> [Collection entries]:
════════

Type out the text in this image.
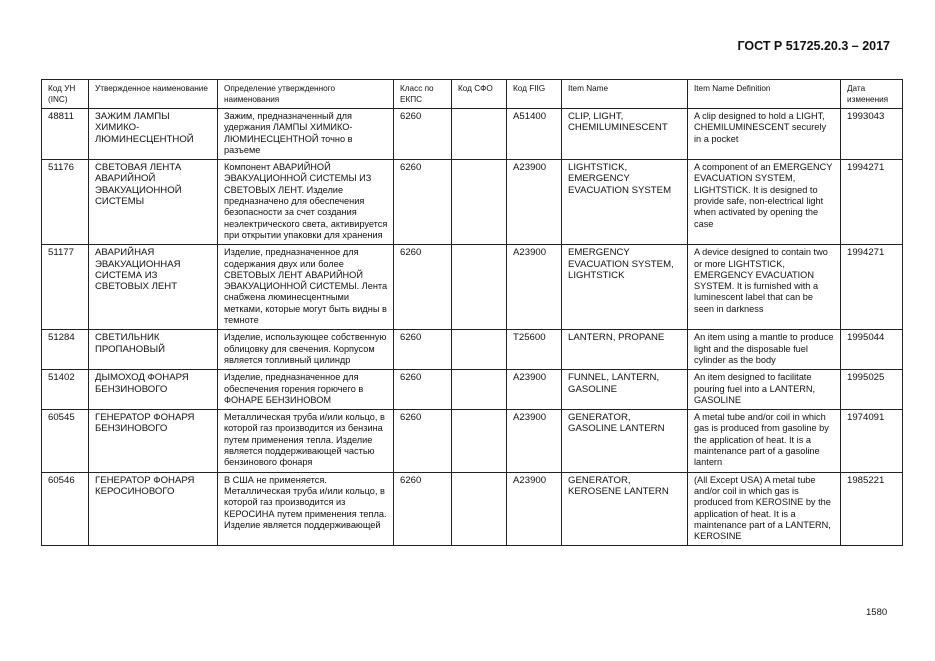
ГОСТ Р 51725.20.3 – 2017
Код УН (INC)	Утвержденное наименование	Определение утвержденного наименования	Класс по ЕКПС	Код СФО	Код FIIG	Item Name	Item Name Definition	Дата изменения
48811	ЗАЖИМ ЛАМПЫ ХИМИКО-ЛЮМИНЕСЦЕНТНОЙ	Зажим, предназначенный для удержания ЛАМПЫ ХИМИКО-ЛЮМИНЕСЦЕНТНОЙ точно в разъеме	6260		A51400	CLIP, LIGHT, CHEMILUMINESCENT	A clip designed to hold a LIGHT, CHEMILUMINESCENT securely in a pocket	1993043
51176	СВЕТОВАЯ ЛЕНТА АВАРИЙНОЙ ЭВАКУАЦИОННОЙ СИСТЕМЫ	Компонент АВАРИЙНОЙ ЭВАКУАЦИОННОЙ СИСТЕМЫ ИЗ СВЕТОВЫХ ЛЕНТ. Изделие предназначено для обеспечения безопасности за счет создания неэлектрического света, активируется при открытии упаковки для хранения	6260		A23900	LIGHTSTICK, EMERGENCY EVACUATION SYSTEM	A component of an EMERGENCY EVACUATION SYSTEM, LIGHTSTICK. It is designed to provide safe, non-electrical light when activated by opening the case	1994271
51177	АВАРИЙНАЯ ЭВАКУАЦИОННАЯ СИСТЕМА ИЗ СВЕТОВЫХ ЛЕНТ	Изделие, предназначенное для содержания двух или более СВЕТОВЫХ ЛЕНТ АВАРИЙНОЙ ЭВАКУАЦИОННОЙ СИСТЕМЫ. Лента снабжена люминесцентными метками, которые могут быть видны в темноте	6260		A23900	EMERGENCY EVACUATION SYSTEM, LIGHTSTICK	A device designed to contain two or more LIGHTSTICK, EMERGENCY EVACUATION SYSTEM. It is furnished with a luminescent label that can be seen in darkness	1994271
51284	СВЕТИЛЬНИК ПРОПАНОВЫЙ	Изделие, использующее собственную облицовку для свечения. Корпусом является топливный цилиндр	6260		T25600	LANTERN, PROPANE	An item using a mantle to produce light and the disposable fuel cylinder as the body	1995044
51402	ДЫМОХОД ФОНАРЯ БЕНЗИНОВОГО	Изделие, предназначенное для обеспечения горения горючего в ФОНАРЕ БЕНЗИНОВОМ	6260		A23900	FUNNEL, LANTERN, GASOLINE	An item designed to facilitate pouring fuel into a LANTERN, GASOLINE	1995025
60545	ГЕНЕРАТОР ФОНАРЯ БЕНЗИНОВОГО	Металлическая труба и/или кольцо, в которой газ производится из бензина путем применения тепла. Изделие является поддерживающей частью бензинового фонаря	6260		A23900	GENERATOR, GASOLINE LANTERN	A metal tube and/or coil in which gas is produced from gasoline by the application of heat. It is a maintenance part of a gasoline lantern	1974091
60546	ГЕНЕРАТОР ФОНАРЯ КЕРОСИНОВОГО	В США не применяется. Металлическая труба и/или кольцо, в которой газ производится из КЕРОСИНА путем применения тепла. Изделие является поддерживающей	6260		A23900	GENERATOR, KEROSENE LANTERN	(All Except USA) A metal tube and/or coil in which gas is produced from KEROSINE by the application of heat. It is a maintenance part of a LANTERN, KEROSINE	1985221
1580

════════

> [What the task asks]: Retype the entries word for word. Omit any images.

> [The reply]:
Type out the text in this image.
ГОСТ Р 51725.20.3 – 2017
Код УН (INC)	Утвержденное наименование	Определение утвержденного наименования	Класс по ЕКПС	Код СФО	Код FIIG	Item Name	Item Name Definition	Дата изменения
48811	ЗАЖИМ ЛАМПЫ ХИМИКО-ЛЮМИНЕСЦЕНТНОЙ	Зажим, предназначенный для удержания ЛАМПЫ ХИМИКО-ЛЮМИНЕСЦЕНТНОЙ точно в разъеме	6260		A51400	CLIP, LIGHT, CHEMILUMINESCENT	A clip designed to hold a LIGHT, CHEMILUMINESCENT securely in a pocket	1993043
51176	СВЕТОВАЯ ЛЕНТА АВАРИЙНОЙ ЭВАКУАЦИОННОЙ СИСТЕМЫ	Компонент АВАРИЙНОЙ ЭВАКУАЦИОННОЙ СИСТЕМЫ ИЗ СВЕТОВЫХ ЛЕНТ. Изделие предназначено для обеспечения безопасности за счет создания неэлектрического света, активируется при открытии упаковки для хранения	6260		A23900	LIGHTSTICK, EMERGENCY EVACUATION SYSTEM	A component of an EMERGENCY EVACUATION SYSTEM, LIGHTSTICK. It is designed to provide safe, non-electrical light when activated by opening the case	1994271
51177	АВАРИЙНАЯ ЭВАКУАЦИОННАЯ СИСТЕМА ИЗ СВЕТОВЫХ ЛЕНТ	Изделие, предназначенное для содержания двух или более СВЕТОВЫХ ЛЕНТ АВАРИЙНОЙ ЭВАКУАЦИОННОЙ СИСТЕМЫ. Лента снабжена люминесцентными метками, которые могут быть видны в темноте	6260		A23900	EMERGENCY EVACUATION SYSTEM, LIGHTSTICK	A device designed to contain two or more LIGHTSTICK, EMERGENCY EVACUATION SYSTEM. It is furnished with a luminescent label that can be seen in darkness	1994271
51284	СВЕТИЛЬНИК ПРОПАНОВЫЙ	Изделие, использующее собственную облицовку для свечения. Корпусом является топливный цилиндр	6260		T25600	LANTERN, PROPANE	An item using a mantle to produce light and the disposable fuel cylinder as the body	1995044
51402	ДЫМОХОД ФОНАРЯ БЕНЗИНОВОГО	Изделие, предназначенное для обеспечения горения горючего в ФОНАРЕ БЕНЗИНОВОМ	6260		A23900	FUNNEL, LANTERN, GASOLINE	An item designed to facilitate pouring fuel into a LANTERN, GASOLINE	1995025
60545	ГЕНЕРАТОР ФОНАРЯ БЕНЗИНОВОГО	Металлическая труба и/или кольцо, в которой газ производится из бензина путем применения тепла. Изделие является поддерживающей частью бензинового фонаря	6260		A23900	GENERATOR, GASOLINE LANTERN	A metal tube and/or coil in which gas is produced from gasoline by the application of heat. It is a maintenance part of a gasoline lantern	1974091
60546	ГЕНЕРАТОР ФОНАРЯ КЕРОСИНОВОГО	В США не применяется. Металлическая труба и/или кольцо, в которой газ производится из КЕРОСИНА путем применения тепла. Изделие является поддерживающей	6260		A23900	GENERATOR, KEROSENE LANTERN	(All Except USA) A metal tube and/or coil in which gas is produced from KEROSINE by the application of heat. It is a maintenance part of a LANTERN, KEROSINE	1985221
1580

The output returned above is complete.